• **Exercise goal**: Every line of the data that contains the string "Täter" must be copied.
· · · ·
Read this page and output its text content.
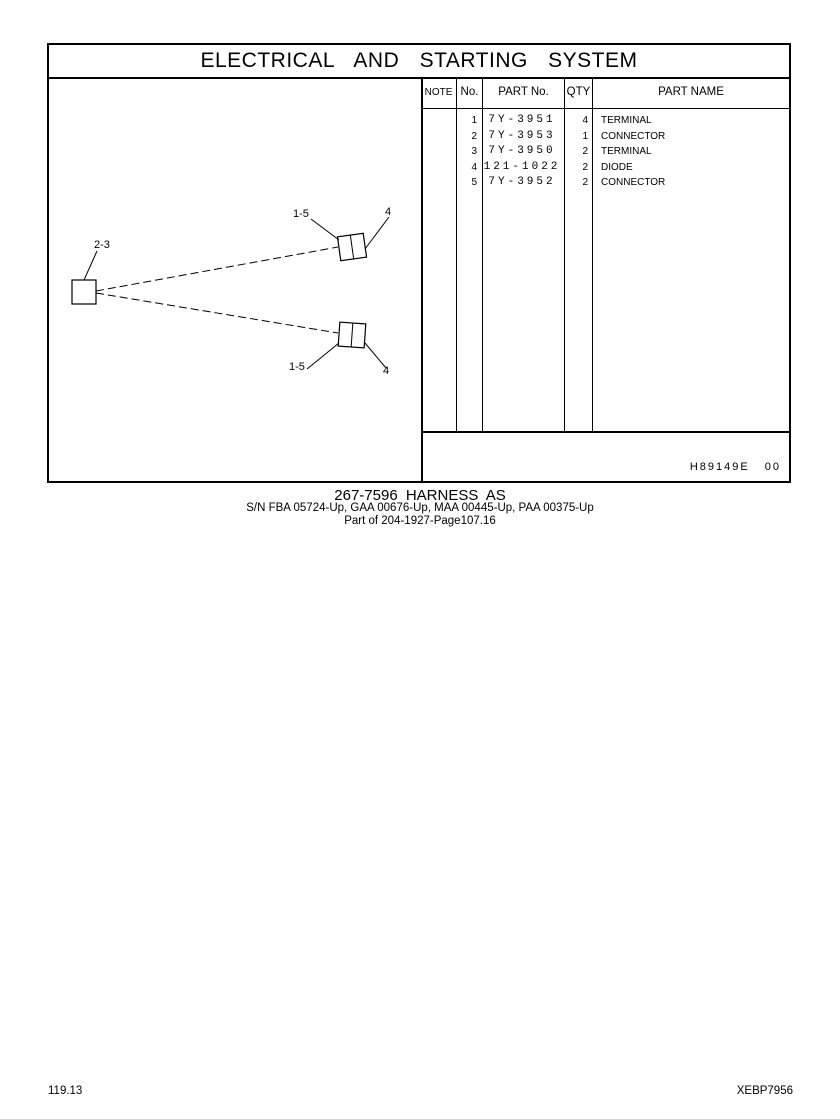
ELECTRICAL AND STARTING SYSTEM
2-3
1-5	4
1-5	4
NOTE No.	PART No.	QTY	PART NAME
1	7Y-3951	4 TERMINAL
2	7Y-3953	1 CONNECTOR
3	7Y-3950	2 TERMINAL
4 121-1022	2 DIODE
5	7Y-3952	2 CONNECTOR
H89149E 00
267-7596 HARNESS AS
S/N FBA 05724-Up, GAA 00676-Up, MAA 00445-Up, PAA 00375-Up
Part of 204-1927-Page107.16
119.13	XEBP7956
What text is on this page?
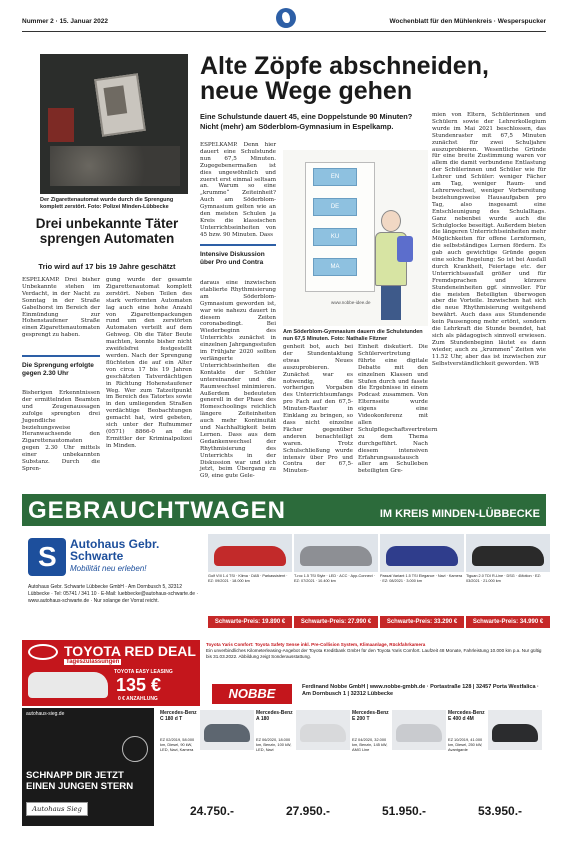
Nummer 2 · 15. Januar 2022	Wochenblatt für den Mühlenkreis · Wesperspucker
Der Zigarettenautomat wurde durch die Sprengung komplett zerstört. Foto: Polizei Minden-Lübbecke
Drei unbekannte Täter sprengen Automaten
Trio wird auf 17 bis 19 Jahre geschätzt
ESPELKAMP. Drei bisher Unbekannte stehen im Verdacht, in der Nacht zu Sonntag in der Straße Gabelhorst im Bereich der Einmündung zur Hohenstaufener Straße einen Zigarettenautomaten gesprengt zu haben.
Die Sprengung erfolgte gegen 2.30 Uhr
Bisherigen Erkenntnissen der ermittelnden Beamten und Zeugenaussagen zufolge sprengten drei Jugendliche beziehungsweise Heranwachsende den Zigarettenautomaten gegen 2.30 Uhr mittels einer unbekannten Substanz. Durch die Spren-
gung wurde der gesamte Zigarettenautomat komplett zerstört. Neben Teilen des stark verformten Automaten lag auch eine hohe Anzahl von Zigarettenpackungen rund um den zerstörten Automaten verteilt auf dem Gehweg. Ob die Täter Beute machten, konnte bisher nicht zweifelsfrei festgestellt werden. Nach der Sprengung flüchteten die auf ein Alter von circa 17 bis 19 Jahren geschätzten Tatverdächtigen in Richtung Hohenstaufener Weg. Wer zum Tatzeitpunkt im Bereich des Tatortes sowie in den umliegenden Straßen verdächtige Beobachtungen gemacht hat, wird gebeten, sich unter der Rufnummer (0571) 8866-0 an die Ermittler der Kriminalpolizei in Minden.
Alte Zöpfe abschneiden, neue Wege gehen
Eine Schulstunde dauert 45, eine Doppelstunde 90 Minuten? Nicht (mehr) am Söderblom-Gymnasium in Espelkamp.
ESPELKAMP. Denn hier dauert eine Schulstunde nun 67,5 Minuten. Zugegebenermaßen ist dies ungewöhnlich und zuerst erst einmal seltsam an. Warum so eine „krumme“ Zeiteinheit? Auch am Söderblom-Gymnasium gelten wie an den meisten Schulen ja Kreis die klassischen Unterrichtseinheiten von 45 bzw. 90 Minuten. Dass
Intensive Diskussion über Pro und Contra
daraus eine inzwischen etablierte Rhythmisierung am Söderblom-Gymnasium geworden ist, war wie nahezu dauert in diesem Zeiten coronabedingt. Bei Wiederbeginn des Unterrichts zunächst in einzelnen Jahrgangsstufen im Frühjahr 2020 sollten verlängerte Unterrichtseinheiten die Kontakte der Schüler untereinander und die Raumwechsel minimieren. Außerdem bedeuteten generell in der Phase des Homeschoolings reichlich längere Zeiteinheiten auch mehr Kontinuität und Nachhaltigkeit beim Lernen. Dass aus dem Gedankenwechsel der Rhythmisierung des Unterrichts in der Diskussion war und sich jetzt, beim Übergang zu G9, eine gute Gele-
EN
DE
KU
MA
www.nobbe-idee.de
Am Söderblom-Gymnasium dauern die Schulstunden nun 67,5 Minuten. Foto: Nathalie Fitzner
genheit bot, auch bei der Stundentaktung etwas Neues auszuprobieren. Zunächst war es notwendig, die vorherigen Vorgaben des Unterrichtsumfangs pro Fach auf den 67,5-Minuten-Raster in Einklang zu bringen, so dass nicht einzelne Fächer gegenüber anderen benachteiligt waren. Trotz Schulschließung wurde intensiv über Pro und Contra der 67,5-Minuten-
Einheit diskutiert. Die Schülervertretung führte eine digitale Debatte mit den einzelnen Klassen und Stufen durch und fasste die Ergebnisse in einem Podcast zusammen. Von Elternseite wurde eigens eine Videokonferenz mit allen Schulpflegschaftsvertretern zu dem Thema durchgeführt. Nach diesem intensiven Erfahrungsaustausch aller am Schulleben beteiligten Gre-
mien von Eltern, Schülerinnen und Schülern sowie der Lehrerkollegium wurde im Mai 2021 beschlossen, das Stundenraster mit 67,5 Minuten zunächst für zwei Schuljahre auszuprobieren. Wesentliche Gründe für eine breite Zustimmung waren vor allem die damit verbundene Entlastung der Schülerinnen und Schüler wie für Lehrer und Schüler: weniger Fächer am Tag, weniger Raum- und Lehrerwechsel, weniger Vorbereitung beziehungsweise Hausaufgaben pro Tag, also insgesamt eine Entschleunigung des Schulalltags. Ganz nebenbei wurde auch die Schulglocke beseitigt. Außerdem bieten die längeren Unterrichtseinheiten mehr Möglichkeiten für offene Lernformen, die selbstständiges Lernen fördern. Es gab auch gewichtige Gründe gegen eine solche Regelung: So ist bei Ausfall durch Krankheit, Feiertage etc. der Unterrichtsausfall größer und für Fremdsprachen und kürzere Stundeneinheiten ggf. sinnvoller. Für die meisten Beteiligten überwogen aber die Vorteile. Inzwischen hat sich die neue Rhythmisierung weitgehend bewährt. Auch dass aus Stundenende kein Pausengong mehr ertönt, sondern die Lehrkraft die Stunde beendet, hat sich als pädagogisch sinnvoll erwiesen. Zum Stundenbeginn läutet es dann wieder, auch zu „krummen“ Zeiten wie 11.52 Uhr, aber das ist inzwischen zur Selbstverständlichkeit geworden. WB
GEBRAUCHTWAGEN	IM KREIS MINDEN-LÜBBECKE
S
Autohaus Gebr. Schwarte
Mobilität neu erleben!
Autohaus Gebr. Schwarte Lübbecke GmbH · Am Dornbusch 5, 32312 Lübbecke · Tel: 05741 / 341 10 · E-Mail: luebbecke@autohaus-schwarte.de · www.autohaus-schwarte.de · Nur solange der Vorrat reicht.
Golf VIII 1.4 TSI · Klima · DAB · Parkassistent · EZ: 09/2021 · 18.000 km
Schwarte-Preis: 19.890 €
T-roc 1.5 TSI Style · LED · ACC · App-Connect · EZ: 07/2021 · 10.400 km
Schwarte-Preis: 27.990 €
Passat Variant 1.5 TSI Elegance · Navi · Kamera · EZ: 08/2021 · 3.000 km
Schwarte-Preis: 33.290 €
Tiguan 2.0 TDI R-Line · DSG · 4Motion · EZ: 03/2021 · 21.000 km
Schwarte-Preis: 34.990 €
TOYOTA RED DEAL
Tageszulassungen
TOYOTA EASY LEASING
135 €
0 € ANZAHLUNG
Toyota Yaris Comfort: Toyota Safety Sense inkl. Pre-Collision System, Klimaanlage, Rückfahrkamera
Ein unverbindliches Kilometerleasing-Angebot der Toyota Kreditbank GmbH für den Toyota Yaris Comfort. Laufzeit 48 Monate, Fahrleistung 10.000 km p.a. Nur gültig bis 31.03.2022. Abbildung zeigt Sonderausstattung.
NOBBE	Ferdinand Nobbe GmbH | www.nobbe-gmbh.de · Portastraße 128 | 32457 Porta Westfalica · Am Dornbusch 1 | 32312 Lübbecke
autohaus-sieg.de
SCHNAPP DIR JETZT EINEN JUNGEN STERN
Autohaus Sieg
Mercedes-Benz C 180 d T
EZ 02/2019, 58.000 km, Diesel, 90 kW, LED, Navi, Kamera
24.750.-
Mercedes-Benz A 180
EZ 06/2020, 18.000 km, Benzin, 100 kW, LED, Navi
27.950.-
Mercedes-Benz E 200 T
EZ 04/2020, 32.000 km, Benzin, 145 kW, AMG Line
51.950.-
Mercedes-Benz E 400 d 4M
EZ 10/2019, 41.000 km, Diesel, 250 kW, Avantgarde
53.950.-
· · · ·
• **Solved exercise**:
Drei unbekannte Täter sprengen Automaten
gung wurde der gesamte Zigarettenautomat komplett zerstört. Neben Teilen des stark verformten Automaten lag auch eine hohe Anzahl von Zigarettenpackungen rund um den zerstörten Automaten verteilt auf dem Gehweg. Ob die Täter Beute machten, konnte bisher nicht zweifelsfrei festgestellt werden. Nach der Sprengung flüchteten die auf ein Alter von circa 17 bis 19 Jahren geschätzten Tatverdächtigen in Richtung Hohenstaufener Weg. Wer zum Tatzeitpunkt im Bereich des Tatortes sowie in den umliegenden Straßen verdächtige Beobachtungen gemacht hat, wird gebeten, sich unter der Rufnummer (0571) 8866-0 an die Ermittler der Kriminalpolizei in Minden.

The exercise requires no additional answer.